* Start INFORMATION SUPPLIED *

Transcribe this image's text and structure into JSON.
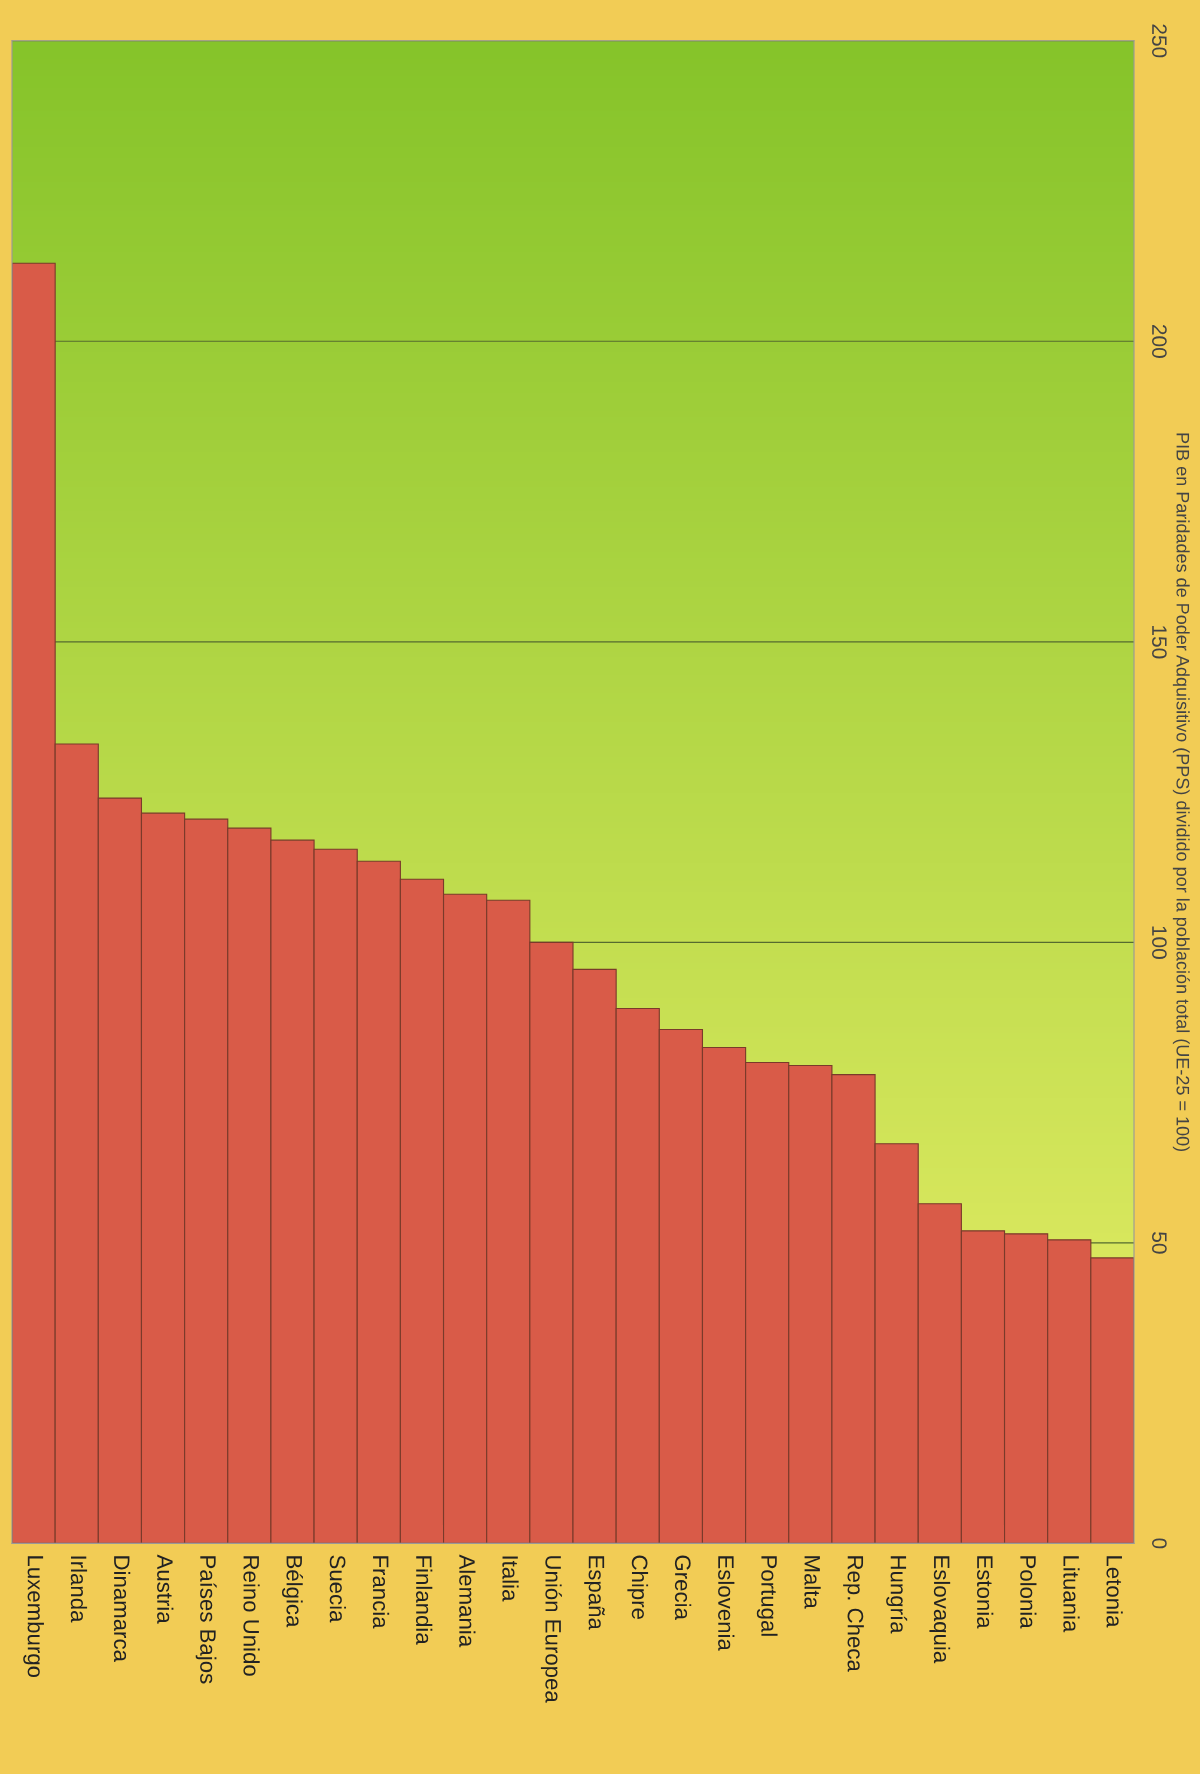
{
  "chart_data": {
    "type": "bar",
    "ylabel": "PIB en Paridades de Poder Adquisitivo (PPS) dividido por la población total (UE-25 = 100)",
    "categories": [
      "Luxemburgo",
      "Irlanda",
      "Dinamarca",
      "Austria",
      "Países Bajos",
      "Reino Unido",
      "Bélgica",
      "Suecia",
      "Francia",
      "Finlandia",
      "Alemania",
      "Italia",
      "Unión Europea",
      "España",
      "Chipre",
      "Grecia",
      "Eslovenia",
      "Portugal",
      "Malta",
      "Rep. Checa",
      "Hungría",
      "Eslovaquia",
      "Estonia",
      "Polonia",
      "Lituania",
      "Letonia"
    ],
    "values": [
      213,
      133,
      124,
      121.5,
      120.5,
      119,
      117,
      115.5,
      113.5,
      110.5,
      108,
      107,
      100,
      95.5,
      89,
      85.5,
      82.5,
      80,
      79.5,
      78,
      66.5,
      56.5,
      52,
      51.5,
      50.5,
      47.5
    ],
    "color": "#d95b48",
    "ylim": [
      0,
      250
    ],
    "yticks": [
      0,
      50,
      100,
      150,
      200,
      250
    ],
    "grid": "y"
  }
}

* End INFORMATION SUPPLIED *

REQUIRED WORK: Copy the data character for character, but drop all pictures from the copy.

RESULT OF THIS TASK:
Transcribe this image's text and structure into JSON.
{
  "chart_data": {
    "type": "bar",
    "ylabel": "PIB en Paridades de Poder Adquisitivo (PPS) dividido por la población total (UE-25 = 100)",
    "categories": [
      "Luxemburgo",
      "Irlanda",
      "Dinamarca",
      "Austria",
      "Países Bajos",
      "Reino Unido",
      "Bélgica",
      "Suecia",
      "Francia",
      "Finlandia",
      "Alemania",
      "Italia",
      "Unión Europea",
      "España",
      "Chipre",
      "Grecia",
      "Eslovenia",
      "Portugal",
      "Malta",
      "Rep. Checa",
      "Hungría",
      "Eslovaquia",
      "Estonia",
      "Polonia",
      "Lituania",
      "Letonia"
    ],
    "values": [
      213,
      133,
      124,
      121.5,
      120.5,
      119,
      117,
      115.5,
      113.5,
      110.5,
      108,
      107,
      100,
      95.5,
      89,
      85.5,
      82.5,
      80,
      79.5,
      78,
      66.5,
      56.5,
      52,
      51.5,
      50.5,
      47.5
    ],
    "color": "#d95b48",
    "ylim": [
      0,
      250
    ],
    "yticks": [
      0,
      50,
      100,
      150,
      200,
      250
    ],
    "grid": "y"
  }
}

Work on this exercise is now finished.